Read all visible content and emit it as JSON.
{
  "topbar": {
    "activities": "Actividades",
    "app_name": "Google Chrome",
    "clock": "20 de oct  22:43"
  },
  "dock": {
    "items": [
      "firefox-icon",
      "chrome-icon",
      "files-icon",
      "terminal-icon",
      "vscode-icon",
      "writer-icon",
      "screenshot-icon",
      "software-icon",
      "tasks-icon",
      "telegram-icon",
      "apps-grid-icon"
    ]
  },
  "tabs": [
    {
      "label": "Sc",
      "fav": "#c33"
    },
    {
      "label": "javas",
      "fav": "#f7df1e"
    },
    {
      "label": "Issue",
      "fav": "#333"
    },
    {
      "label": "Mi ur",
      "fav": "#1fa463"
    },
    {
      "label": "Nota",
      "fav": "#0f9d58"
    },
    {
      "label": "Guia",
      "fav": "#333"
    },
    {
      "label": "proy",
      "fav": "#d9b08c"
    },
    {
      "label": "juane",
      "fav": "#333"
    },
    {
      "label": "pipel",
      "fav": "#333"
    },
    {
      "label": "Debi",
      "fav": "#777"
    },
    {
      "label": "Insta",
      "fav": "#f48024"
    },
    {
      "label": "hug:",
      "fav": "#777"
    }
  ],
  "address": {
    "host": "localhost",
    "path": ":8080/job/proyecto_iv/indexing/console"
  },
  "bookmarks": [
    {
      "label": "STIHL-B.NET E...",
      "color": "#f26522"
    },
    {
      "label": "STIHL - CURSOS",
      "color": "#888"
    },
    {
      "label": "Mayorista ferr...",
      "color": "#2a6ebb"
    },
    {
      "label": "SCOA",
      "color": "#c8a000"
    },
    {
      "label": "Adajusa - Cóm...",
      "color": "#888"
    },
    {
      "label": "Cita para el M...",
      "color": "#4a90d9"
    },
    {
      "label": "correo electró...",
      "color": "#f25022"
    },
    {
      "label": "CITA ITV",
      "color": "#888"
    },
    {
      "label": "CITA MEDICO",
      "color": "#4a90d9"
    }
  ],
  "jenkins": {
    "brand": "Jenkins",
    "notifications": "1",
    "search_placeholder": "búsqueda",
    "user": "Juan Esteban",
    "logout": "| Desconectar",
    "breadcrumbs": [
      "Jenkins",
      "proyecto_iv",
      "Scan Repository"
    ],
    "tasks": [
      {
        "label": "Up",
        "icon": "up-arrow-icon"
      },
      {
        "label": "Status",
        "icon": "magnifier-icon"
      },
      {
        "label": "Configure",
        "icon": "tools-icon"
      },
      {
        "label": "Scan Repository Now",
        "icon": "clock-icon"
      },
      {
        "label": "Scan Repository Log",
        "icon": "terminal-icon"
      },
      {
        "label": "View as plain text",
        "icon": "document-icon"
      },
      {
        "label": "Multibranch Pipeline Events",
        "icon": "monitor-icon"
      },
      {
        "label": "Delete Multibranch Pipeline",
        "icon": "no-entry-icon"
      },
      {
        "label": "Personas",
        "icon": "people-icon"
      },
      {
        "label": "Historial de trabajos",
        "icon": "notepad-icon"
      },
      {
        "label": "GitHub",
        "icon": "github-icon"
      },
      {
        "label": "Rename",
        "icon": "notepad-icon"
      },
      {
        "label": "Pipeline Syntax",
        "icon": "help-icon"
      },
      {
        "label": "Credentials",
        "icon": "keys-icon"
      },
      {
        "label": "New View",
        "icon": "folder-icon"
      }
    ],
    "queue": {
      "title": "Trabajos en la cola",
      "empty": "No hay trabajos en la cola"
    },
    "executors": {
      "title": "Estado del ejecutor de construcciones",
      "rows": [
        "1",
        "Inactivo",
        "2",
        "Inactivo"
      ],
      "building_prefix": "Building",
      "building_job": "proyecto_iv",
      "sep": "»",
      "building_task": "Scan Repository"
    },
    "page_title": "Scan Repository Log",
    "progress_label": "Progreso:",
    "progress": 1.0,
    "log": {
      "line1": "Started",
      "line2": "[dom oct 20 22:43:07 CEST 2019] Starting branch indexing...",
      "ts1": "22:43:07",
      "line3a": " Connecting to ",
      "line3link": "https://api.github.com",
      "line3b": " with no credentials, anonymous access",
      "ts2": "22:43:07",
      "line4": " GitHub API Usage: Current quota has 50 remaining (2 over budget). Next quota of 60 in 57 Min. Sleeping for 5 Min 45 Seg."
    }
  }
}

◆ **STATED TASK**
Extract the full listing above without altering anything.

◆ **EXERCISE RESPONSE**
Read all visible content and emit it as JSON.
{
  "topbar": {
    "activities": "Actividades",
    "app_name": "Google Chrome",
    "clock": "20 de oct  22:43"
  },
  "dock": {
    "items": [
      "firefox-icon",
      "chrome-icon",
      "files-icon",
      "terminal-icon",
      "vscode-icon",
      "writer-icon",
      "screenshot-icon",
      "software-icon",
      "tasks-icon",
      "telegram-icon",
      "apps-grid-icon"
    ]
  },
  "tabs": [
    {
      "label": "Sc",
      "fav": "#c33"
    },
    {
      "label": "javas",
      "fav": "#f7df1e"
    },
    {
      "label": "Issue",
      "fav": "#333"
    },
    {
      "label": "Mi ur",
      "fav": "#1fa463"
    },
    {
      "label": "Nota",
      "fav": "#0f9d58"
    },
    {
      "label": "Guia",
      "fav": "#333"
    },
    {
      "label": "proy",
      "fav": "#d9b08c"
    },
    {
      "label": "juane",
      "fav": "#333"
    },
    {
      "label": "pipel",
      "fav": "#333"
    },
    {
      "label": "Debi",
      "fav": "#777"
    },
    {
      "label": "Insta",
      "fav": "#f48024"
    },
    {
      "label": "hug:",
      "fav": "#777"
    }
  ],
  "address": {
    "host": "localhost",
    "path": ":8080/job/proyecto_iv/indexing/console"
  },
  "bookmarks": [
    {
      "label": "STIHL-B.NET E...",
      "color": "#f26522"
    },
    {
      "label": "STIHL - CURSOS",
      "color": "#888"
    },
    {
      "label": "Mayorista ferr...",
      "color": "#2a6ebb"
    },
    {
      "label": "SCOA",
      "color": "#c8a000"
    },
    {
      "label": "Adajusa - Cóm...",
      "color": "#888"
    },
    {
      "label": "Cita para el M...",
      "color": "#4a90d9"
    },
    {
      "label": "correo electró...",
      "color": "#f25022"
    },
    {
      "label": "CITA ITV",
      "color": "#888"
    },
    {
      "label": "CITA MEDICO",
      "color": "#4a90d9"
    }
  ],
  "jenkins": {
    "brand": "Jenkins",
    "notifications": "1",
    "search_placeholder": "búsqueda",
    "user": "Juan Esteban",
    "logout": "| Desconectar",
    "breadcrumbs": [
      "Jenkins",
      "proyecto_iv",
      "Scan Repository"
    ],
    "tasks": [
      {
        "label": "Up",
        "icon": "up-arrow-icon"
      },
      {
        "label": "Status",
        "icon": "magnifier-icon"
      },
      {
        "label": "Configure",
        "icon": "tools-icon"
      },
      {
        "label": "Scan Repository Now",
        "icon": "clock-icon"
      },
      {
        "label": "Scan Repository Log",
        "icon": "terminal-icon"
      },
      {
        "label": "View as plain text",
        "icon": "document-icon"
      },
      {
        "label": "Multibranch Pipeline Events",
        "icon": "monitor-icon"
      },
      {
        "label": "Delete Multibranch Pipeline",
        "icon": "no-entry-icon"
      },
      {
        "label": "Personas",
        "icon": "people-icon"
      },
      {
        "label": "Historial de trabajos",
        "icon": "notepad-icon"
      },
      {
        "label": "GitHub",
        "icon": "github-icon"
      },
      {
        "label": "Rename",
        "icon": "notepad-icon"
      },
      {
        "label": "Pipeline Syntax",
        "icon": "help-icon"
      },
      {
        "label": "Credentials",
        "icon": "keys-icon"
      },
      {
        "label": "New View",
        "icon": "folder-icon"
      }
    ],
    "queue": {
      "title": "Trabajos en la cola",
      "empty": "No hay trabajos en la cola"
    },
    "executors": {
      "title": "Estado del ejecutor de construcciones",
      "rows": [
        "1",
        "Inactivo",
        "2",
        "Inactivo"
      ],
      "building_prefix": "Building",
      "building_job": "proyecto_iv",
      "sep": "»",
      "building_task": "Scan Repository"
    },
    "page_title": "Scan Repository Log",
    "progress_label": "Progreso:",
    "progress": 1.0,
    "log": {
      "line1": "Started",
      "line2": "[dom oct 20 22:43:07 CEST 2019] Starting branch indexing...",
      "ts1": "22:43:07",
      "line3a": " Connecting to ",
      "line3link": "https://api.github.com",
      "line3b": " with no credentials, anonymous access",
      "ts2": "22:43:07",
      "line4": " GitHub API Usage: Current quota has 50 remaining (2 over budget). Next quota of 60 in 57 Min. Sleeping for 5 Min 45 Seg."
    }
  }
}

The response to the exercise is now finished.